▸ **Aim**
Read the material below. Count the lines containing "title" and give that count alone.

Recorded data:

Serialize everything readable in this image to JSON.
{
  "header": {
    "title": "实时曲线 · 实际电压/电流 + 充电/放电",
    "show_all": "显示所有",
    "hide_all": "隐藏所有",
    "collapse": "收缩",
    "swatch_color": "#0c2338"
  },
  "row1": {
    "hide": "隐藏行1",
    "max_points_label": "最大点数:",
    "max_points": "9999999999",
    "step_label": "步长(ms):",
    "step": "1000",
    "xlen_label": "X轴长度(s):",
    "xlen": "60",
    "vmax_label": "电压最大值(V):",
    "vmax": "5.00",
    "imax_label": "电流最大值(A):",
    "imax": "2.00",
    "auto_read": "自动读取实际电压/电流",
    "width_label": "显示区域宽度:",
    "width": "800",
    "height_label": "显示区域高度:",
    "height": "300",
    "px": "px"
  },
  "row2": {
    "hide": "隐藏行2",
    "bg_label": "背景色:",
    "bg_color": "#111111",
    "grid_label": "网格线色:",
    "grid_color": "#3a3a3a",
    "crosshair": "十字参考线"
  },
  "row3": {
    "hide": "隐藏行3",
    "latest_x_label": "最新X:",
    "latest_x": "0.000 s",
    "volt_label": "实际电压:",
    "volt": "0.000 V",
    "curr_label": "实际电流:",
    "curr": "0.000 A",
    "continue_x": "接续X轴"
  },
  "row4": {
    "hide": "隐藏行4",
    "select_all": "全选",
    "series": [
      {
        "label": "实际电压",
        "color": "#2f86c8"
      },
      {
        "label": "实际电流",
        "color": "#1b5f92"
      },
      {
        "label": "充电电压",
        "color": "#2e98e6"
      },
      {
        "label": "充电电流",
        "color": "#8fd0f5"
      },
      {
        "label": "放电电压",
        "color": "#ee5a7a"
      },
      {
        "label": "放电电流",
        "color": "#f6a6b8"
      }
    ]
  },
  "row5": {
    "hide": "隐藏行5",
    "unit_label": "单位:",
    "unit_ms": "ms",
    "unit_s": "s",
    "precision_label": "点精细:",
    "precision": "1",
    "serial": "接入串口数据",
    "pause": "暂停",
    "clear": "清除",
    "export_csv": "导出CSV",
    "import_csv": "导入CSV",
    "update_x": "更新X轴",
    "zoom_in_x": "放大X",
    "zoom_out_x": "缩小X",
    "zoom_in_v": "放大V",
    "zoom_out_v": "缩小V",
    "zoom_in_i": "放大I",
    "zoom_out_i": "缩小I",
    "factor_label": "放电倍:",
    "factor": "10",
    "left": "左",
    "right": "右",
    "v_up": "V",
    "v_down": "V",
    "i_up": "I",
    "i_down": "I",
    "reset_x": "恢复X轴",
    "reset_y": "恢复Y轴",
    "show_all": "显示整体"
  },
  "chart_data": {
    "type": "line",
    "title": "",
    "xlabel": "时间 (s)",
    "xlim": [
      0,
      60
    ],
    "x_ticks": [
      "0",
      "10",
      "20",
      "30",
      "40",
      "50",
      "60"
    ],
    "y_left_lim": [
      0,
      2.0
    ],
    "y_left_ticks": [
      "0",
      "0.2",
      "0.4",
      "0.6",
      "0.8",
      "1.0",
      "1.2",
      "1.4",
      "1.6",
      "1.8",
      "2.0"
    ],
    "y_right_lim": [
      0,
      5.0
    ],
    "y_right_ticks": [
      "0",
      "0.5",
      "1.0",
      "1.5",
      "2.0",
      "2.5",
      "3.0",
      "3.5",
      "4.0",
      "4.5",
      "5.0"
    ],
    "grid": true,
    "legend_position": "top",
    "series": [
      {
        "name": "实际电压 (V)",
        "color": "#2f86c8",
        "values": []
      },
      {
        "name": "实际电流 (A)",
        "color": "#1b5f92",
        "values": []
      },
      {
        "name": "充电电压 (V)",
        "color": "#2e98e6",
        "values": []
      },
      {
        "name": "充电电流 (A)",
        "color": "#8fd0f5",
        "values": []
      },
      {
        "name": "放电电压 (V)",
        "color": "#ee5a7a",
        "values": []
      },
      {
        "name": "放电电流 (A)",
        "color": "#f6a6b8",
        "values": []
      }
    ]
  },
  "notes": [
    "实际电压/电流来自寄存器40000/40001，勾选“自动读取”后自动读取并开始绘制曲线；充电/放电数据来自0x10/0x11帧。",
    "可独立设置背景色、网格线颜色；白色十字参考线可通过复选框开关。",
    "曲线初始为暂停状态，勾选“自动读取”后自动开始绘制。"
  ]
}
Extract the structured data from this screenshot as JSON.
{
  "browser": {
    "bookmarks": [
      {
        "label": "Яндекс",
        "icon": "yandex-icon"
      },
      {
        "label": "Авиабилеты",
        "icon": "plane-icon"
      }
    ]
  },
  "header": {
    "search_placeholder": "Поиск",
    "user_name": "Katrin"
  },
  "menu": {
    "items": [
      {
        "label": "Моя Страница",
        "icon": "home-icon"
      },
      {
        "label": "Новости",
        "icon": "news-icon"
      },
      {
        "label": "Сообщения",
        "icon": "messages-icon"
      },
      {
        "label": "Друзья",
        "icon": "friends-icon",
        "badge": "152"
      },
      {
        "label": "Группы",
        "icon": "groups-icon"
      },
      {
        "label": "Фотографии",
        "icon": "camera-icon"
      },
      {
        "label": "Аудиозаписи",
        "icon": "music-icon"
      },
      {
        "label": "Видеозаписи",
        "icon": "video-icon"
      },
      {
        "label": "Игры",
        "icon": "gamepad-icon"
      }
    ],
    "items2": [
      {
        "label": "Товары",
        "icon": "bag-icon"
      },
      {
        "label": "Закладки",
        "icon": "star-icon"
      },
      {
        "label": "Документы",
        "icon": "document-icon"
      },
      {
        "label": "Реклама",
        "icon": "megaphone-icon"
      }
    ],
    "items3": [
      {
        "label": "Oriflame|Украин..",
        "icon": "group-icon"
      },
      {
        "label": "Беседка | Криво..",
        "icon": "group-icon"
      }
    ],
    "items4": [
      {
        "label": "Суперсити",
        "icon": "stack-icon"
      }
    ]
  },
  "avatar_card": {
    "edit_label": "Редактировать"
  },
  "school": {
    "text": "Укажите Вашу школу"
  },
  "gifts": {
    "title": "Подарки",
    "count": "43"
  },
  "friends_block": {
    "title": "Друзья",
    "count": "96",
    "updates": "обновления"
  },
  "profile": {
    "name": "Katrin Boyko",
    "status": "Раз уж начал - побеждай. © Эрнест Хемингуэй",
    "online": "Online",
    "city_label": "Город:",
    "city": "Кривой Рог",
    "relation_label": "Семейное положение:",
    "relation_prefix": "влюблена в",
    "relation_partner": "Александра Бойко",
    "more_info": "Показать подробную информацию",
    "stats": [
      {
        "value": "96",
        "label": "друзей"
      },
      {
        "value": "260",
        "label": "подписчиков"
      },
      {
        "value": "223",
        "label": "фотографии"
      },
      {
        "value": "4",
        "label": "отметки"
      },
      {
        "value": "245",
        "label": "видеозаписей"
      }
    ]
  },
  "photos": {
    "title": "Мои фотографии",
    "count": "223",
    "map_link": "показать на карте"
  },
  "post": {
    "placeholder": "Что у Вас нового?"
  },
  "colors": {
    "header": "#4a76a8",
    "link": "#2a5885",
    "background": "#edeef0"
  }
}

▸ **Finished task**
5